======== DATA FOR THIS EXERCISE
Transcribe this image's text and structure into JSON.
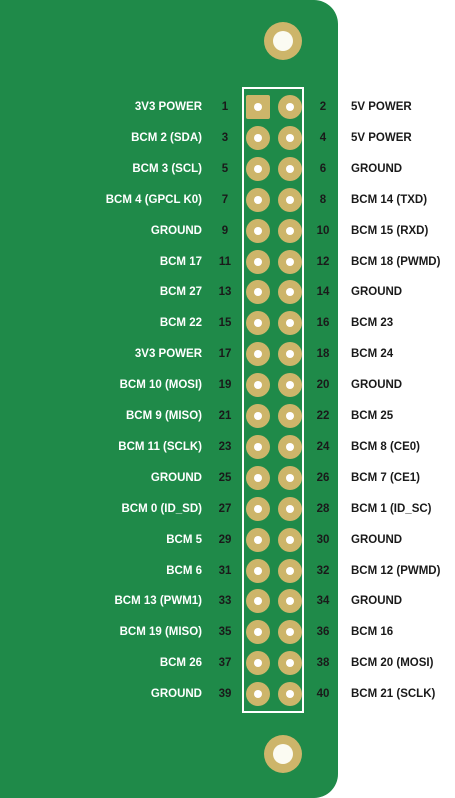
{
  "rows": [
    {
      "left_label": "3V3 POWER",
      "left_pin": "1",
      "right_pin": "2",
      "right_label": "5V POWER"
    },
    {
      "left_label": "BCM 2 (SDA)",
      "left_pin": "3",
      "right_pin": "4",
      "right_label": "5V POWER"
    },
    {
      "left_label": "BCM 3 (SCL)",
      "left_pin": "5",
      "right_pin": "6",
      "right_label": "GROUND"
    },
    {
      "left_label": "BCM 4 (GPCL K0)",
      "left_pin": "7",
      "right_pin": "8",
      "right_label": "BCM 14 (TXD)"
    },
    {
      "left_label": "GROUND",
      "left_pin": "9",
      "right_pin": "10",
      "right_label": "BCM 15 (RXD)"
    },
    {
      "left_label": "BCM 17",
      "left_pin": "11",
      "right_pin": "12",
      "right_label": "BCM 18 (PWMD)"
    },
    {
      "left_label": "BCM 27",
      "left_pin": "13",
      "right_pin": "14",
      "right_label": "GROUND"
    },
    {
      "left_label": "BCM 22",
      "left_pin": "15",
      "right_pin": "16",
      "right_label": "BCM 23"
    },
    {
      "left_label": "3V3 POWER",
      "left_pin": "17",
      "right_pin": "18",
      "right_label": "BCM 24"
    },
    {
      "left_label": "BCM 10 (MOSI)",
      "left_pin": "19",
      "right_pin": "20",
      "right_label": "GROUND"
    },
    {
      "left_label": "BCM 9 (MISO)",
      "left_pin": "21",
      "right_pin": "22",
      "right_label": "BCM 25"
    },
    {
      "left_label": "BCM 11 (SCLK)",
      "left_pin": "23",
      "right_pin": "24",
      "right_label": "BCM 8 (CE0)"
    },
    {
      "left_label": "GROUND",
      "left_pin": "25",
      "right_pin": "26",
      "right_label": "BCM 7 (CE1)"
    },
    {
      "left_label": "BCM 0 (ID_SD)",
      "left_pin": "27",
      "right_pin": "28",
      "right_label": "BCM 1 (ID_SC)"
    },
    {
      "left_label": "BCM 5",
      "left_pin": "29",
      "right_pin": "30",
      "right_label": "GROUND"
    },
    {
      "left_label": "BCM 6",
      "left_pin": "31",
      "right_pin": "32",
      "right_label": "BCM 12 (PWMD)"
    },
    {
      "left_label": "BCM 13 (PWM1)",
      "left_pin": "33",
      "right_pin": "34",
      "right_label": "GROUND"
    },
    {
      "left_label": "BCM 19 (MISO)",
      "left_pin": "35",
      "right_pin": "36",
      "right_label": "BCM 16"
    },
    {
      "left_label": "BCM 26",
      "left_pin": "37",
      "right_pin": "38",
      "right_label": "BCM 20 (MOSI)"
    },
    {
      "left_label": "GROUND",
      "left_pin": "39",
      "right_pin": "40",
      "right_label": "BCM 21 (SCLK)"
    }
  ],
  "colors": {
    "board": "#1f8a49",
    "pad": "#cdb56a",
    "left_text": "#ffffff",
    "right_text": "#1a1a1a"
  }
}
================
TASK TO CARRY OUT.
Reproduce all of the entries word for word, skipping any pictures they hold.

TASK RESPONSE.
Transcribe this image's text and structure into JSON.
{
  "rows": [
    {
      "left_label": "3V3 POWER",
      "left_pin": "1",
      "right_pin": "2",
      "right_label": "5V POWER"
    },
    {
      "left_label": "BCM 2 (SDA)",
      "left_pin": "3",
      "right_pin": "4",
      "right_label": "5V POWER"
    },
    {
      "left_label": "BCM 3 (SCL)",
      "left_pin": "5",
      "right_pin": "6",
      "right_label": "GROUND"
    },
    {
      "left_label": "BCM 4 (GPCL K0)",
      "left_pin": "7",
      "right_pin": "8",
      "right_label": "BCM 14 (TXD)"
    },
    {
      "left_label": "GROUND",
      "left_pin": "9",
      "right_pin": "10",
      "right_label": "BCM 15 (RXD)"
    },
    {
      "left_label": "BCM 17",
      "left_pin": "11",
      "right_pin": "12",
      "right_label": "BCM 18 (PWMD)"
    },
    {
      "left_label": "BCM 27",
      "left_pin": "13",
      "right_pin": "14",
      "right_label": "GROUND"
    },
    {
      "left_label": "BCM 22",
      "left_pin": "15",
      "right_pin": "16",
      "right_label": "BCM 23"
    },
    {
      "left_label": "3V3 POWER",
      "left_pin": "17",
      "right_pin": "18",
      "right_label": "BCM 24"
    },
    {
      "left_label": "BCM 10 (MOSI)",
      "left_pin": "19",
      "right_pin": "20",
      "right_label": "GROUND"
    },
    {
      "left_label": "BCM 9 (MISO)",
      "left_pin": "21",
      "right_pin": "22",
      "right_label": "BCM 25"
    },
    {
      "left_label": "BCM 11 (SCLK)",
      "left_pin": "23",
      "right_pin": "24",
      "right_label": "BCM 8 (CE0)"
    },
    {
      "left_label": "GROUND",
      "left_pin": "25",
      "right_pin": "26",
      "right_label": "BCM 7 (CE1)"
    },
    {
      "left_label": "BCM 0 (ID_SD)",
      "left_pin": "27",
      "right_pin": "28",
      "right_label": "BCM 1 (ID_SC)"
    },
    {
      "left_label": "BCM 5",
      "left_pin": "29",
      "right_pin": "30",
      "right_label": "GROUND"
    },
    {
      "left_label": "BCM 6",
      "left_pin": "31",
      "right_pin": "32",
      "right_label": "BCM 12 (PWMD)"
    },
    {
      "left_label": "BCM 13 (PWM1)",
      "left_pin": "33",
      "right_pin": "34",
      "right_label": "GROUND"
    },
    {
      "left_label": "BCM 19 (MISO)",
      "left_pin": "35",
      "right_pin": "36",
      "right_label": "BCM 16"
    },
    {
      "left_label": "BCM 26",
      "left_pin": "37",
      "right_pin": "38",
      "right_label": "BCM 20 (MOSI)"
    },
    {
      "left_label": "GROUND",
      "left_pin": "39",
      "right_pin": "40",
      "right_label": "BCM 21 (SCLK)"
    }
  ],
  "colors": {
    "board": "#1f8a49",
    "pad": "#cdb56a",
    "left_text": "#ffffff",
    "right_text": "#1a1a1a"
  }
}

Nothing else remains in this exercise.